[BEGIN Dataset records]
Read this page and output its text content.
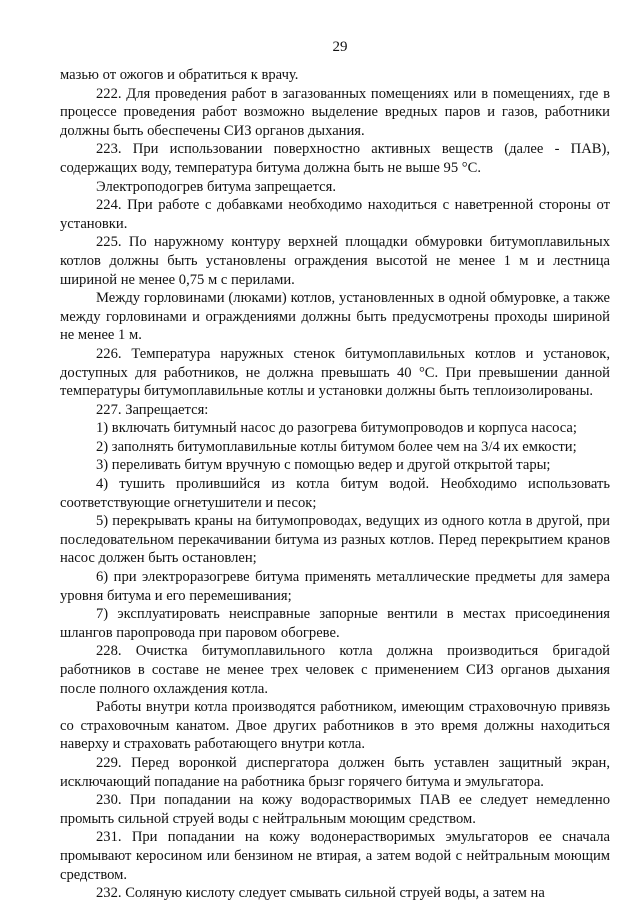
29

мазью от ожогов и обратиться к врачу.

222. Для проведения работ в загазованных помещениях или в помещениях, где в процессе проведения работ возможно выделение вредных паров и газов, работники должны быть обеспечены СИЗ органов дыхания.

223. При использовании поверхностно активных веществ (далее - ПАВ), содержащих воду, температура битума должна быть не выше 95 °С.

Электроподогрев битума запрещается.

224. При работе с добавками необходимо находиться с наветренной стороны от установки.

225. По наружному контуру верхней площадки обмуровки битумоплавильных котлов должны быть установлены ограждения высотой не менее 1 м и лестница шириной не менее 0,75 м с перилами.

Между горловинами (люками) котлов, установленных в одной обмуровке, а также между горловинами и ограждениями должны быть предусмотрены проходы шириной не менее 1 м.

226. Температура наружных стенок битумоплавильных котлов и установок, доступных для работников, не должна превышать 40 °С. При превышении данной температуры битумоплавильные котлы и установки должны быть теплоизолированы.

227. Запрещается:

1) включать битумный насос до разогрева битумопроводов и корпуса насоса;

2) заполнять битумоплавильные котлы битумом более чем на 3/4 их емкости;

3) переливать битум вручную с помощью ведер и другой открытой тары;

4) тушить пролившийся из котла битум водой. Необходимо использовать соответствующие огнетушители и песок;

5) перекрывать краны на битумопроводах, ведущих из одного котла в другой, при последовательном перекачивании битума из разных котлов. Перед перекрытием кранов насос должен быть остановлен;

6) при электроразогреве битума применять металлические предметы для замера уровня битума и его перемешивания;

7) эксплуатировать неисправные запорные вентили в местах присоединения шлангов паропровода при паровом обогреве.

228. Очистка битумоплавильного котла должна производиться бригадой работников в составе не менее трех человек с применением СИЗ органов дыхания после полного охлаждения котла.

Работы внутри котла производятся работником, имеющим страховочную привязь со страховочным канатом. Двое других работников в это время должны находиться наверху и страховать работающего внутри котла.

229. Перед воронкой диспергатора должен быть уставлен защитный экран, исключающий попадание на работника брызг горячего битума и эмульгатора.

230. При попадании на кожу водорастворимых ПАВ ее следует немедленно промыть сильной струей воды с нейтральным моющим средством.

231. При попадании на кожу водонерастворимых эмульгаторов ее сначала промывают керосином или бензином не втирая, а затем водой с нейтральным моющим средством.

232. Соляную кислоту следует смывать сильной струей воды, а затем на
[END Dataset records]
§ What the exercise asks:
Note every line above where the string "битумоплавильные" shows up, and copy those lines.

§ Full solution:
226. Температура наружных стенок битумоплавильных котлов и установок, доступных для работников, не должна превышать 40 °С. При превышении данной температуры битумоплавильные котлы и установки должны быть теплоизолированы.
2) заполнять битумоплавильные котлы битумом более чем на 3/4 их емкости;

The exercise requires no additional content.